__WHAT THIS TASK INVOLVES__. Print out the entries below with no edits.

====================

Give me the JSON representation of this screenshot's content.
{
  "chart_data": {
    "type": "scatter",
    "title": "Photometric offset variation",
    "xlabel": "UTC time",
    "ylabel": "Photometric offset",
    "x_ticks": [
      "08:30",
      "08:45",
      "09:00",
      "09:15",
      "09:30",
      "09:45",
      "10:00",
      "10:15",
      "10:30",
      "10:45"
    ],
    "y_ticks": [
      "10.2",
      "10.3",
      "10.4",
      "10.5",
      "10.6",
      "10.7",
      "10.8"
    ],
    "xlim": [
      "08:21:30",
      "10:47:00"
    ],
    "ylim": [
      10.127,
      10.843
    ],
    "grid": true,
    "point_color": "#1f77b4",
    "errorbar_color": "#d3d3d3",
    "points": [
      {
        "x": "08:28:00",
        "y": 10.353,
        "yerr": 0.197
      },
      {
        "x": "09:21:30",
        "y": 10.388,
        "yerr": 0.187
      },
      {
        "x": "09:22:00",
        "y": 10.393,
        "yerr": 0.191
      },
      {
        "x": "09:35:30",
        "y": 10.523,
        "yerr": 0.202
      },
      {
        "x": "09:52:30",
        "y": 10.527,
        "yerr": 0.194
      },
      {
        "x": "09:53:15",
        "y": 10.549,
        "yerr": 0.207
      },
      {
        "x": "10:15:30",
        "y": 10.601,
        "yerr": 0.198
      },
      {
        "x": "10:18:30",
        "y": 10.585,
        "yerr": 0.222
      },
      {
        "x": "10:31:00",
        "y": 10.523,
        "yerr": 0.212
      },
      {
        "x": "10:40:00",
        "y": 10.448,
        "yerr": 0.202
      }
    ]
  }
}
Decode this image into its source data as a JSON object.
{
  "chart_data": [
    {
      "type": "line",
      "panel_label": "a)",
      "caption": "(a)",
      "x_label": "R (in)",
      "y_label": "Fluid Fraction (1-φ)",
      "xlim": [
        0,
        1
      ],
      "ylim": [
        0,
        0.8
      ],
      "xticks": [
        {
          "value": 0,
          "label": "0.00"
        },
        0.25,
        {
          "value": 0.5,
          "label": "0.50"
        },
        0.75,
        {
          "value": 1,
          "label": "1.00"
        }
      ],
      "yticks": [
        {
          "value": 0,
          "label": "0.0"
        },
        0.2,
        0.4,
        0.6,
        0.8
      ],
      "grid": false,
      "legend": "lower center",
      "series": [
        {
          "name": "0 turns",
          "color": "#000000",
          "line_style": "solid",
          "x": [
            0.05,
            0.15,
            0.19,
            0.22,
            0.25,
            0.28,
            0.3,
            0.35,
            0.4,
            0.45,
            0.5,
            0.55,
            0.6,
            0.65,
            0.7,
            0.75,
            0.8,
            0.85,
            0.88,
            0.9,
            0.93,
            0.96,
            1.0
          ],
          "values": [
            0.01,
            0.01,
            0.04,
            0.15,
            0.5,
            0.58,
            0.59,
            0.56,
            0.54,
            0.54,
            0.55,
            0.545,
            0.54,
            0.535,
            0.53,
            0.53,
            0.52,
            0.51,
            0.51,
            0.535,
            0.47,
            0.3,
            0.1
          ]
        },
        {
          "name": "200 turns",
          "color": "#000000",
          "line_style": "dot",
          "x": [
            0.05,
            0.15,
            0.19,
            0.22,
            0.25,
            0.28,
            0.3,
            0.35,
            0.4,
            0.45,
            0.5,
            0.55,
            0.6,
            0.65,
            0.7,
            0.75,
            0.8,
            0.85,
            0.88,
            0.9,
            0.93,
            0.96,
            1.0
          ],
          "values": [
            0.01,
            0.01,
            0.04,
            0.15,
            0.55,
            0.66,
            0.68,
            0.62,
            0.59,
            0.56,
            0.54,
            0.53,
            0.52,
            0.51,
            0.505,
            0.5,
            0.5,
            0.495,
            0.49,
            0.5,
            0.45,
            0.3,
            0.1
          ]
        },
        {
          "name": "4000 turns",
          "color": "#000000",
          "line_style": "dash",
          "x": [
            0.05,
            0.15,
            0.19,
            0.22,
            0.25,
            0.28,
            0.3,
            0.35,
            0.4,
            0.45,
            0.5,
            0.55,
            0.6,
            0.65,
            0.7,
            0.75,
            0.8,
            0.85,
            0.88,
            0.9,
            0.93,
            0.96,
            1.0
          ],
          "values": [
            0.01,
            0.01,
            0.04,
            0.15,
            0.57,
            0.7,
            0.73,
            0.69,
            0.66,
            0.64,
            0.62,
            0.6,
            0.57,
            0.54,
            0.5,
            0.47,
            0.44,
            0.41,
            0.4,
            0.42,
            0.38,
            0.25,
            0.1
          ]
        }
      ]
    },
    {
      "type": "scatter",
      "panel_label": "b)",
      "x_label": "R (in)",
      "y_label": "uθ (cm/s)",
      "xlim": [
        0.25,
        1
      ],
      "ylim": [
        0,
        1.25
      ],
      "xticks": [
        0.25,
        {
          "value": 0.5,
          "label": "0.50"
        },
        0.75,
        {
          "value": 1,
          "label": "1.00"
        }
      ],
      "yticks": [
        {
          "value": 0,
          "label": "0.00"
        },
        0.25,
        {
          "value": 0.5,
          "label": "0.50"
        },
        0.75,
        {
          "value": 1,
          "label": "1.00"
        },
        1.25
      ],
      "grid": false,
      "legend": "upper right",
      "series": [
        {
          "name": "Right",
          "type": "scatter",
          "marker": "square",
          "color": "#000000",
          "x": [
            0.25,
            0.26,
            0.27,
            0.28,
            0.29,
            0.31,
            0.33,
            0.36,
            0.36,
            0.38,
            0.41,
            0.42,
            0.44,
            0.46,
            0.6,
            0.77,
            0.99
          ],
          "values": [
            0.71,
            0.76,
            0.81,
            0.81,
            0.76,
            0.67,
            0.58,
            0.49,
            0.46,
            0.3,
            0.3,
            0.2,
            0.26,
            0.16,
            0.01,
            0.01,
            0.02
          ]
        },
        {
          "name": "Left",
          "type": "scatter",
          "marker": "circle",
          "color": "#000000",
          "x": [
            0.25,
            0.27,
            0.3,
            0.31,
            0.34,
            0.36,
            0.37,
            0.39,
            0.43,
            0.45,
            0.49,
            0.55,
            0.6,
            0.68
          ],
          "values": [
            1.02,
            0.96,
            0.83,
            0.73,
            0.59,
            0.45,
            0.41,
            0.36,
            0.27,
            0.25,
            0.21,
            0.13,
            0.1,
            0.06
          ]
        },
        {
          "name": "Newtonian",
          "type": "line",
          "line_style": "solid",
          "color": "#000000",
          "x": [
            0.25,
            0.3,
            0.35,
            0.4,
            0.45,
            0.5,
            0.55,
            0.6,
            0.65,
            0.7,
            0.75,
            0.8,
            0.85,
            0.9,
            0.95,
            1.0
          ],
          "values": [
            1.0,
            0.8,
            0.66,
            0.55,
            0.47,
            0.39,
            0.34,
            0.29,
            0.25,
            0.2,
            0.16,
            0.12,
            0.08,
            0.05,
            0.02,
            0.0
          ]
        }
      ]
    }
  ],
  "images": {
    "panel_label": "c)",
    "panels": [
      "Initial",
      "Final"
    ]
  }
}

====================

__TASK RESULT__.
Give me the JSON representation of this screenshot's content.
{
  "chart_data": {
    "type": "scatter",
    "title": "Photometric offset variation",
    "xlabel": "UTC time",
    "ylabel": "Photometric offset",
    "x_ticks": [
      "08:30",
      "08:45",
      "09:00",
      "09:15",
      "09:30",
      "09:45",
      "10:00",
      "10:15",
      "10:30",
      "10:45"
    ],
    "y_ticks": [
      "10.2",
      "10.3",
      "10.4",
      "10.5",
      "10.6",
      "10.7",
      "10.8"
    ],
    "xlim": [
      "08:21:30",
      "10:47:00"
    ],
    "ylim": [
      10.127,
      10.843
    ],
    "grid": true,
    "point_color": "#1f77b4",
    "errorbar_color": "#d3d3d3",
    "points": [
      {
        "x": "08:28:00",
        "y": 10.353,
        "yerr": 0.197
      },
      {
        "x": "09:21:30",
        "y": 10.388,
        "yerr": 0.187
      },
      {
        "x": "09:22:00",
        "y": 10.393,
        "yerr": 0.191
      },
      {
        "x": "09:35:30",
        "y": 10.523,
        "yerr": 0.202
      },
      {
        "x": "09:52:30",
        "y": 10.527,
        "yerr": 0.194
      },
      {
        "x": "09:53:15",
        "y": 10.549,
        "yerr": 0.207
      },
      {
        "x": "10:15:30",
        "y": 10.601,
        "yerr": 0.198
      },
      {
        "x": "10:18:30",
        "y": 10.585,
        "yerr": 0.222
      },
      {
        "x": "10:31:00",
        "y": 10.523,
        "yerr": 0.212
      },
      {
        "x": "10:40:00",
        "y": 10.448,
        "yerr": 0.202
      }
    ]
  }
}
Decode this image into its source data as a JSON object.
{
  "chart_data": [
    {
      "type": "line",
      "panel_label": "a)",
      "caption": "(a)",
      "x_label": "R (in)",
      "y_label": "Fluid Fraction (1-φ)",
      "xlim": [
        0,
        1
      ],
      "ylim": [
        0,
        0.8
      ],
      "xticks": [
        {
          "value": 0,
          "label": "0.00"
        },
        0.25,
        {
          "value": 0.5,
          "label": "0.50"
        },
        0.75,
        {
          "value": 1,
          "label": "1.00"
        }
      ],
      "yticks": [
        {
          "value": 0,
          "label": "0.0"
        },
        0.2,
        0.4,
        0.6,
        0.8
      ],
      "grid": false,
      "legend": "lower center",
      "series": [
        {
          "name": "0 turns",
          "color": "#000000",
          "line_style": "solid",
          "x": [
            0.05,
            0.15,
            0.19,
            0.22,
            0.25,
            0.28,
            0.3,
            0.35,
            0.4,
            0.45,
            0.5,
            0.55,
            0.6,
            0.65,
            0.7,
            0.75,
            0.8,
            0.85,
            0.88,
            0.9,
            0.93,
            0.96,
            1.0
          ],
          "values": [
            0.01,
            0.01,
            0.04,
            0.15,
            0.5,
            0.58,
            0.59,
            0.56,
            0.54,
            0.54,
            0.55,
            0.545,
            0.54,
            0.535,
            0.53,
            0.53,
            0.52,
            0.51,
            0.51,
            0.535,
            0.47,
            0.3,
            0.1
          ]
        },
        {
          "name": "200 turns",
          "color": "#000000",
          "line_style": "dot",
          "x": [
            0.05,
            0.15,
            0.19,
            0.22,
            0.25,
            0.28,
            0.3,
            0.35,
            0.4,
            0.45,
            0.5,
            0.55,
            0.6,
            0.65,
            0.7,
            0.75,
            0.8,
            0.85,
            0.88,
            0.9,
            0.93,
            0.96,
            1.0
          ],
          "values": [
            0.01,
            0.01,
            0.04,
            0.15,
            0.55,
            0.66,
            0.68,
            0.62,
            0.59,
            0.56,
            0.54,
            0.53,
            0.52,
            0.51,
            0.505,
            0.5,
            0.5,
            0.495,
            0.49,
            0.5,
            0.45,
            0.3,
            0.1
          ]
        },
        {
          "name": "4000 turns",
          "color": "#000000",
          "line_style": "dash",
          "x": [
            0.05,
            0.15,
            0.19,
            0.22,
            0.25,
            0.28,
            0.3,
            0.35,
            0.4,
            0.45,
            0.5,
            0.55,
            0.6,
            0.65,
            0.7,
            0.75,
            0.8,
            0.85,
            0.88,
            0.9,
            0.93,
            0.96,
            1.0
          ],
          "values": [
            0.01,
            0.01,
            0.04,
            0.15,
            0.57,
            0.7,
            0.73,
            0.69,
            0.66,
            0.64,
            0.62,
            0.6,
            0.57,
            0.54,
            0.5,
            0.47,
            0.44,
            0.41,
            0.4,
            0.42,
            0.38,
            0.25,
            0.1
          ]
        }
      ]
    },
    {
      "type": "scatter",
      "panel_label": "b)",
      "x_label": "R (in)",
      "y_label": "uθ (cm/s)",
      "xlim": [
        0.25,
        1
      ],
      "ylim": [
        0,
        1.25
      ],
      "xticks": [
        0.25,
        {
          "value": 0.5,
          "label": "0.50"
        },
        0.75,
        {
          "value": 1,
          "label": "1.00"
        }
      ],
      "yticks": [
        {
          "value": 0,
          "label": "0.00"
        },
        0.25,
        {
          "value": 0.5,
          "label": "0.50"
        },
        0.75,
        {
          "value": 1,
          "label": "1.00"
        },
        1.25
      ],
      "grid": false,
      "legend": "upper right",
      "series": [
        {
          "name": "Right",
          "type": "scatter",
          "marker": "square",
          "color": "#000000",
          "x": [
            0.25,
            0.26,
            0.27,
            0.28,
            0.29,
            0.31,
            0.33,
            0.36,
            0.36,
            0.38,
            0.41,
            0.42,
            0.44,
            0.46,
            0.6,
            0.77,
            0.99
          ],
          "values": [
            0.71,
            0.76,
            0.81,
            0.81,
            0.76,
            0.67,
            0.58,
            0.49,
            0.46,
            0.3,
            0.3,
            0.2,
            0.26,
            0.16,
            0.01,
            0.01,
            0.02
          ]
        },
        {
          "name": "Left",
          "type": "scatter",
          "marker": "circle",
          "color": "#000000",
          "x": [
            0.25,
            0.27,
            0.3,
            0.31,
            0.34,
            0.36,
            0.37,
            0.39,
            0.43,
            0.45,
            0.49,
            0.55,
            0.6,
            0.68
          ],
          "values": [
            1.02,
            0.96,
            0.83,
            0.73,
            0.59,
            0.45,
            0.41,
            0.36,
            0.27,
            0.25,
            0.21,
            0.13,
            0.1,
            0.06
          ]
        },
        {
          "name": "Newtonian",
          "type": "line",
          "line_style": "solid",
          "color": "#000000",
          "x": [
            0.25,
            0.3,
            0.35,
            0.4,
            0.45,
            0.5,
            0.55,
            0.6,
            0.65,
            0.7,
            0.75,
            0.8,
            0.85,
            0.9,
            0.95,
            1.0
          ],
          "values": [
            1.0,
            0.8,
            0.66,
            0.55,
            0.47,
            0.39,
            0.34,
            0.29,
            0.25,
            0.2,
            0.16,
            0.12,
            0.08,
            0.05,
            0.02,
            0.0
          ]
        }
      ]
    }
  ],
  "images": {
    "panel_label": "c)",
    "panels": [
      "Initial",
      "Final"
    ]
  }
}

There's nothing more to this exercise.